---------- PROVIDED ENTRIES ----------

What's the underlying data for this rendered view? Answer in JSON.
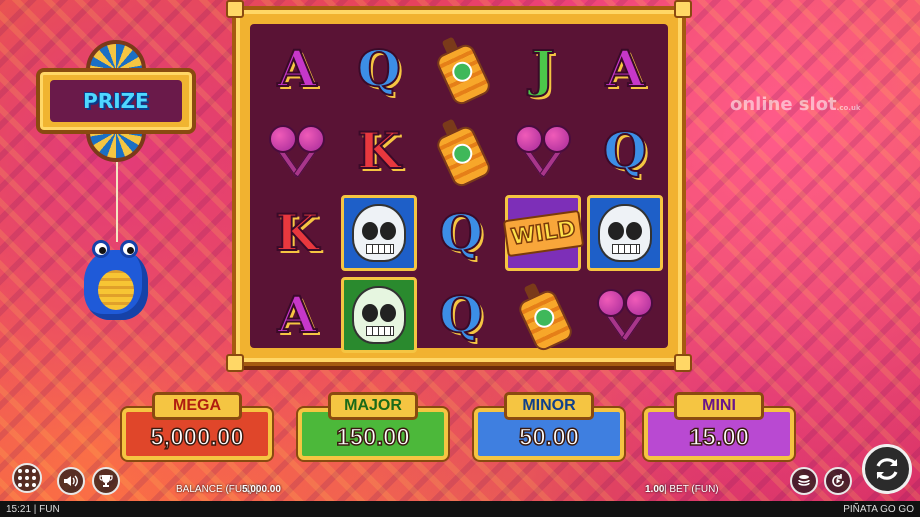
{
  "prize": {
    "label": "PRIZE"
  },
  "watermark": {
    "text": "online slot",
    "suffix": ".co.uk"
  },
  "reels": [
    [
      "A",
      "Q",
      "bottle",
      "J",
      "A"
    ],
    [
      "maracas",
      "K",
      "bottle",
      "maracas",
      "Q"
    ],
    [
      "K",
      "skull-blue",
      "Q",
      "WILD",
      "skull-blue"
    ],
    [
      "A",
      "skull-green",
      "Q",
      "bottle",
      "maracas"
    ]
  ],
  "wild_label": "WILD",
  "jackpots": {
    "mega": {
      "label": "MEGA",
      "amount": "5,000.00"
    },
    "major": {
      "label": "MAJOR",
      "amount": "150.00"
    },
    "minor": {
      "label": "MINOR",
      "amount": "50.00"
    },
    "mini": {
      "label": "MINI",
      "amount": "15.00"
    }
  },
  "footer": {
    "balance_label": "BALANCE (FUN) |",
    "balance_value": "5,000.00",
    "bet_value": "1.00",
    "bet_label": "| BET (FUN)"
  },
  "statusbar": {
    "left": "15:21 | FUN",
    "right": "PIÑATA GO GO"
  },
  "icons": {
    "menu": "grid-icon",
    "sound": "speaker-icon",
    "trophy": "trophy-icon",
    "stake": "coin-stack-icon",
    "autoplay": "autoplay-icon",
    "spin": "spin-icon"
  }
}
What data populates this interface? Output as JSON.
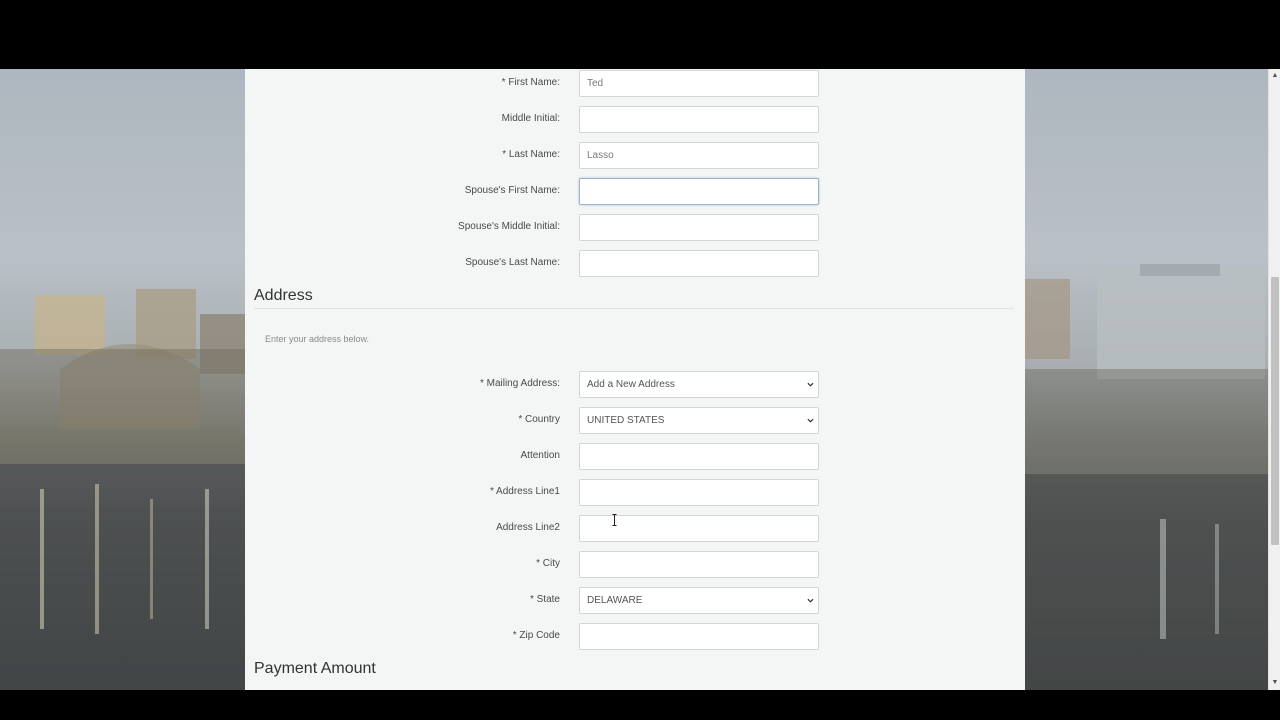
{
  "personal": {
    "first_name": {
      "label": "* First Name:",
      "value": "Ted"
    },
    "middle_initial": {
      "label": "Middle Initial:",
      "value": ""
    },
    "last_name": {
      "label": "* Last Name:",
      "value": "Lasso"
    },
    "spouse_first_name": {
      "label": "Spouse's First Name:",
      "value": ""
    },
    "spouse_middle_initial": {
      "label": "Spouse's Middle Initial:",
      "value": ""
    },
    "spouse_last_name": {
      "label": "Spouse's Last Name:",
      "value": ""
    }
  },
  "address": {
    "title": "Address",
    "helper": "Enter your address below.",
    "mailing_address": {
      "label": "* Mailing Address:",
      "value": "Add a New Address"
    },
    "country": {
      "label": "* Country",
      "value": "UNITED STATES"
    },
    "attention": {
      "label": "Attention",
      "value": ""
    },
    "line1": {
      "label": "* Address Line1",
      "value": ""
    },
    "line2": {
      "label": "Address Line2",
      "value": ""
    },
    "city": {
      "label": "* City",
      "value": ""
    },
    "state": {
      "label": "* State",
      "value": "DELAWARE"
    },
    "zip": {
      "label": "* Zip Code",
      "value": ""
    }
  },
  "payment": {
    "title": "Payment Amount"
  },
  "icons": {
    "select_chevron": "chevron-down-icon",
    "cursor": "text-cursor-icon",
    "scroll_up": "scroll-up-arrow",
    "scroll_down": "scroll-down-arrow"
  },
  "colors": {
    "panel_bg": "#f4f5f5",
    "field_border": "#d3d6d8",
    "focus_border": "#9fb3c8"
  }
}
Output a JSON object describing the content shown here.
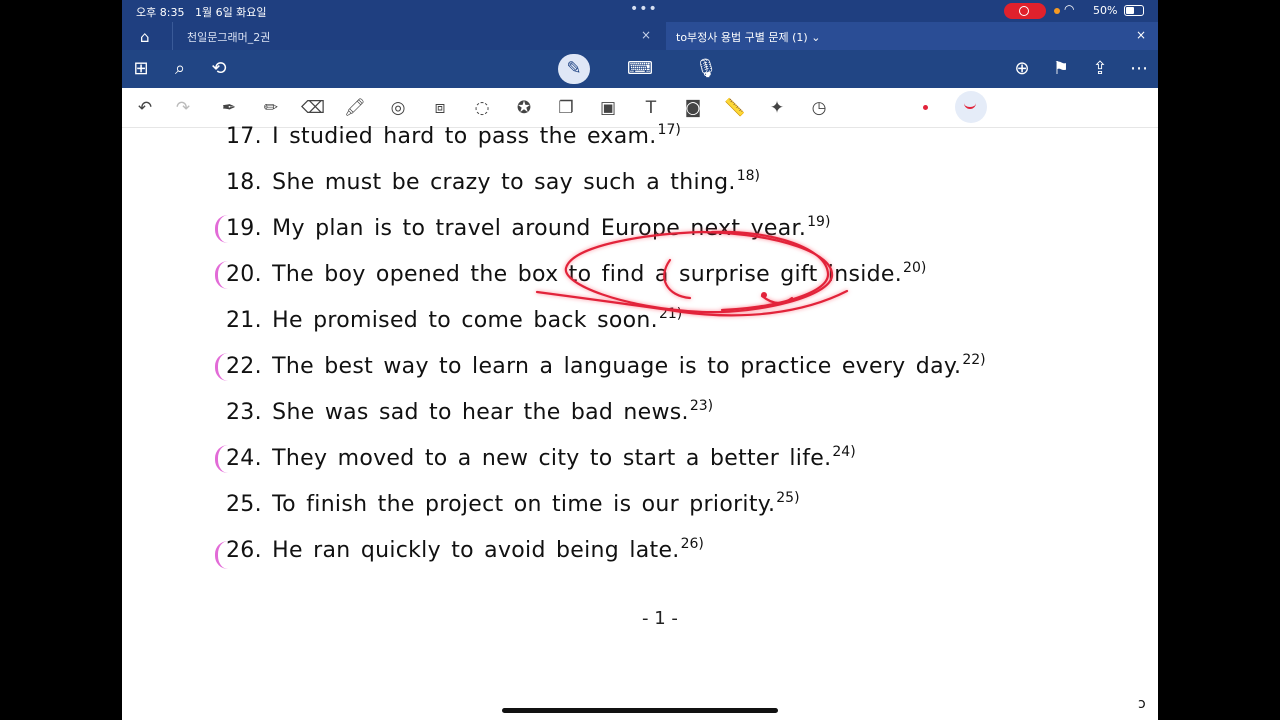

----------

◆ EXERCISE GOAL:
Reproduce each line exactly, please, except for any pictures.

◆ SOLUTION FOR THIS PROBLEM:
What's the underlying data for this rendered view? Answer in JSON.
{
  "prize": {
    "label": "PRIZE"
  },
  "watermark": {
    "text": "online slot",
    "suffix": ".co.uk"
  },
  "reels": [
    [
      "A",
      "Q",
      "bottle",
      "J",
      "A"
    ],
    [
      "maracas",
      "K",
      "bottle",
      "maracas",
      "Q"
    ],
    [
      "K",
      "skull-blue",
      "Q",
      "WILD",
      "skull-blue"
    ],
    [
      "A",
      "skull-green",
      "Q",
      "bottle",
      "maracas"
    ]
  ],
  "wild_label": "WILD",
  "jackpots": {
    "mega": {
      "label": "MEGA",
      "amount": "5,000.00"
    },
    "major": {
      "label": "MAJOR",
      "amount": "150.00"
    },
    "minor": {
      "label": "MINOR",
      "amount": "50.00"
    },
    "mini": {
      "label": "MINI",
      "amount": "15.00"
    }
  },
  "footer": {
    "balance_label": "BALANCE (FUN) |",
    "balance_value": "5,000.00",
    "bet_value": "1.00",
    "bet_label": "| BET (FUN)"
  },
  "statusbar": {
    "left": "15:21 | FUN",
    "right": "PIÑATA GO GO"
  },
  "icons": {
    "menu": "grid-icon",
    "sound": "speaker-icon",
    "trophy": "trophy-icon",
    "stake": "coin-stack-icon",
    "autoplay": "autoplay-icon",
    "spin": "spin-icon"
  }
}
What data populates this interface? Output as JSON.
{
  "personal": {
    "first_name": {
      "label": "* First Name:",
      "value": "Ted"
    },
    "middle_initial": {
      "label": "Middle Initial:",
      "value": ""
    },
    "last_name": {
      "label": "* Last Name:",
      "value": "Lasso"
    },
    "spouse_first_name": {
      "label": "Spouse's First Name:",
      "value": ""
    },
    "spouse_middle_initial": {
      "label": "Spouse's Middle Initial:",
      "value": ""
    },
    "spouse_last_name": {
      "label": "Spouse's Last Name:",
      "value": ""
    }
  },
  "address": {
    "title": "Address",
    "helper": "Enter your address below.",
    "mailing_address": {
      "label": "* Mailing Address:",
      "value": "Add a New Address"
    },
    "country": {
      "label": "* Country",
      "value": "UNITED STATES"
    },
    "attention": {
      "label": "Attention",
      "value": ""
    },
    "line1": {
      "label": "* Address Line1",
      "value": ""
    },
    "line2": {
      "label": "Address Line2",
      "value": ""
    },
    "city": {
      "label": "* City",
      "value": ""
    },
    "state": {
      "label": "* State",
      "value": "DELAWARE"
    },
    "zip": {
      "label": "* Zip Code",
      "value": ""
    }
  },
  "payment": {
    "title": "Payment Amount"
  },
  "icons": {
    "select_chevron": "chevron-down-icon",
    "cursor": "text-cursor-icon",
    "scroll_up": "scroll-up-arrow",
    "scroll_down": "scroll-down-arrow"
  },
  "colors": {
    "panel_bg": "#f4f5f5",
    "field_border": "#d3d6d8",
    "focus_border": "#9fb3c8"
  }
}
Output a JSON object describing the content shown here.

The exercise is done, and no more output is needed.